INPUT RECORDS:

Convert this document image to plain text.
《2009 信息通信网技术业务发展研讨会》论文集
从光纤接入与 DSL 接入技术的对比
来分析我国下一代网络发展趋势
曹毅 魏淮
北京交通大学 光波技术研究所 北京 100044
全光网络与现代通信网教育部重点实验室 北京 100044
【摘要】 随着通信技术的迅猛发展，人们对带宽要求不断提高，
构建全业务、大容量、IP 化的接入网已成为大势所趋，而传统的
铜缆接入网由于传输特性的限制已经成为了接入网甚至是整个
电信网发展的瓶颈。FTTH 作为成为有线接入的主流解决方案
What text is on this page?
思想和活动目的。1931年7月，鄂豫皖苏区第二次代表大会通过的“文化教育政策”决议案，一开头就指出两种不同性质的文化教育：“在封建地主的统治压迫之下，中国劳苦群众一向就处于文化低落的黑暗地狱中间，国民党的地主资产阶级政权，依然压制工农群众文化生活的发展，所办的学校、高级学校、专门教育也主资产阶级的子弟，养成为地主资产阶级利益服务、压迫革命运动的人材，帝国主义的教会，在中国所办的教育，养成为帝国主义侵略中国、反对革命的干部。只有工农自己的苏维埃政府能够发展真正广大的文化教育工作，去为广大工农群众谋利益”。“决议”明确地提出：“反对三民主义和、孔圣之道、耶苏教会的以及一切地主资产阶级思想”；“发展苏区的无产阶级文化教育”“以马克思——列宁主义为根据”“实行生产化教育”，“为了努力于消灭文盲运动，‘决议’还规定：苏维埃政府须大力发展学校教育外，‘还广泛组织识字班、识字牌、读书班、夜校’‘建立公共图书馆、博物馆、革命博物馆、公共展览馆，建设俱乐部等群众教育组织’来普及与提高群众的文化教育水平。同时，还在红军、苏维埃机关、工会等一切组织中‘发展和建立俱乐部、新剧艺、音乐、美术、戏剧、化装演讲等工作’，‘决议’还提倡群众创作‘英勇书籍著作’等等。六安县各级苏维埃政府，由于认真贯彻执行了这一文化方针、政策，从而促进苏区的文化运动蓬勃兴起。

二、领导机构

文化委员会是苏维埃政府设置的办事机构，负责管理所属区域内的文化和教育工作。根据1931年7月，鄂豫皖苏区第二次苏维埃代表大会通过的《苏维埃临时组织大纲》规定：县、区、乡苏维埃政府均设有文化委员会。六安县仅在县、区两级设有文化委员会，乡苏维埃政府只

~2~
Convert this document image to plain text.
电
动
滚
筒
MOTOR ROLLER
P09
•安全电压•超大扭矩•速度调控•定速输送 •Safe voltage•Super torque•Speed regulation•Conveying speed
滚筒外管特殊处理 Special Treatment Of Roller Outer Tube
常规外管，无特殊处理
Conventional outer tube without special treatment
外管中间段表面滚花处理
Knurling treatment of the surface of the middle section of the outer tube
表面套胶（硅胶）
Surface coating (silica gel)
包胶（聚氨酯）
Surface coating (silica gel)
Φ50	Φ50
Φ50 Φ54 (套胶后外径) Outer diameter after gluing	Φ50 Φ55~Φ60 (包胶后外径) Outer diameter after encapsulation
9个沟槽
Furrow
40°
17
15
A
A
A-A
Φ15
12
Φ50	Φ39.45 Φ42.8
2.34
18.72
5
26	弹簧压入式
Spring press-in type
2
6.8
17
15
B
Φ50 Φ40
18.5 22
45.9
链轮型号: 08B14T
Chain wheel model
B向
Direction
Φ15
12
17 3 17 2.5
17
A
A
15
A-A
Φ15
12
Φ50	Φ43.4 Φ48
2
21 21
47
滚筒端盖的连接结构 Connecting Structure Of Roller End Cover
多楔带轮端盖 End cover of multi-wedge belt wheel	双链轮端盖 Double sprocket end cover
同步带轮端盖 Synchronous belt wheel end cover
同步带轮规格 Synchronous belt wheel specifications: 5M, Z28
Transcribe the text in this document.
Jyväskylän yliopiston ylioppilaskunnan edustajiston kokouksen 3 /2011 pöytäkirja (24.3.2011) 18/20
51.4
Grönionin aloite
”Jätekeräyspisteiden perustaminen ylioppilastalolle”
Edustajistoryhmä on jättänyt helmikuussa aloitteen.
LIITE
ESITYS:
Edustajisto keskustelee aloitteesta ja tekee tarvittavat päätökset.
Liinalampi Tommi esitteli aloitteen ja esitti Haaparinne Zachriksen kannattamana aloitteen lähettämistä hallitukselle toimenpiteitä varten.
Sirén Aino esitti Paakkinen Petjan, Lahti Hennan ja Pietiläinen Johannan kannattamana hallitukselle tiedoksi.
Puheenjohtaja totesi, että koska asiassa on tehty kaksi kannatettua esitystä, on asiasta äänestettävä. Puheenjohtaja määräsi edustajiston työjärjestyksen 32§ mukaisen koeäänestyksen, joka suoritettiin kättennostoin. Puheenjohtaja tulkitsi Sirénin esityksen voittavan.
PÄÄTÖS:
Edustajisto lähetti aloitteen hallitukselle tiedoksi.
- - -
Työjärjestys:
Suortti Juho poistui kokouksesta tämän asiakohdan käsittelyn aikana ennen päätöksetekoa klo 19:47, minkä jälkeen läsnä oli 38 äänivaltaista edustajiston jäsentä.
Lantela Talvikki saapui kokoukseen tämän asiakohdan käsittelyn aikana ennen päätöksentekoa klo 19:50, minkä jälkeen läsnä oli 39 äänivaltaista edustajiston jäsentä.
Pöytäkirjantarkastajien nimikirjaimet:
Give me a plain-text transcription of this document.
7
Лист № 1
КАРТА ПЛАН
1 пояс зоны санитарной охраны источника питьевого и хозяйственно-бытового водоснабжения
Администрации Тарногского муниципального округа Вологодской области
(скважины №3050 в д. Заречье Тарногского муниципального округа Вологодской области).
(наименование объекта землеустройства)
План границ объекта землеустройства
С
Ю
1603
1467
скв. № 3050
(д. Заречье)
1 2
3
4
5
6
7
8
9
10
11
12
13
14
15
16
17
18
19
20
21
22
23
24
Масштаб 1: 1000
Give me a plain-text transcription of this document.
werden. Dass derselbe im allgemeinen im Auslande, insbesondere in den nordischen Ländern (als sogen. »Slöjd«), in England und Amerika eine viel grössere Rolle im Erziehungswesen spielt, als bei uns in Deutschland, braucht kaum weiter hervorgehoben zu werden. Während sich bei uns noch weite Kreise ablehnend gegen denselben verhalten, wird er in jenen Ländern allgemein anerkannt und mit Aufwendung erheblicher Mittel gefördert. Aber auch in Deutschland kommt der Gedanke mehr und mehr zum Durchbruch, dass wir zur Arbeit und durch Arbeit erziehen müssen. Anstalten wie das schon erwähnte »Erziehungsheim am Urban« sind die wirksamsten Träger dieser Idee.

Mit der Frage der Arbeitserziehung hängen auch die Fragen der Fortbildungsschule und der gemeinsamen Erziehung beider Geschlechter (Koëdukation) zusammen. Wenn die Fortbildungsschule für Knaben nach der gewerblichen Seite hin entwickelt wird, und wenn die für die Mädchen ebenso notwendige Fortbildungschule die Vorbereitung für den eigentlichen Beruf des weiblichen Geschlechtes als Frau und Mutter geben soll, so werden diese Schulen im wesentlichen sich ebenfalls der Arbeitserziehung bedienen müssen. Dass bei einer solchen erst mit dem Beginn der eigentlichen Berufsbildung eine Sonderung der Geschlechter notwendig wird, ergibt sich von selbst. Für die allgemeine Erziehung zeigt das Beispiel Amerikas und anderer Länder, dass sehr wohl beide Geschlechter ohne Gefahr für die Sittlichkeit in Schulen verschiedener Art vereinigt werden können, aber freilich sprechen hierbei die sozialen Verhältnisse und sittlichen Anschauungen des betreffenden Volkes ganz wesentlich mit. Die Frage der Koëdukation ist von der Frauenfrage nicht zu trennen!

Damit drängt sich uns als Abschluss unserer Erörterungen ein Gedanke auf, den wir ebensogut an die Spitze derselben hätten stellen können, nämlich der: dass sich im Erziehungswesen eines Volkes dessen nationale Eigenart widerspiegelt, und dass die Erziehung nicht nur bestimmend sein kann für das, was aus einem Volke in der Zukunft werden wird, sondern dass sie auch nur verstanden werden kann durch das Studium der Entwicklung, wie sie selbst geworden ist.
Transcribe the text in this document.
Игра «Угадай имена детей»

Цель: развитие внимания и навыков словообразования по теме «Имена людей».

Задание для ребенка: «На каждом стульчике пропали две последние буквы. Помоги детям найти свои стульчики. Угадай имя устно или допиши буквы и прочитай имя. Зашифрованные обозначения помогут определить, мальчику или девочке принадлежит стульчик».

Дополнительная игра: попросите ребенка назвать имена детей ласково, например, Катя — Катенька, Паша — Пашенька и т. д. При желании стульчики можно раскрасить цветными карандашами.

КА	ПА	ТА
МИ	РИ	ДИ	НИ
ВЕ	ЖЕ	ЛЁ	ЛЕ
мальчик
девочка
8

STATED GOAL:
Of the lines above, how many include the word "детей"? Reply with the number alone.

SOLUTION BELOW:
2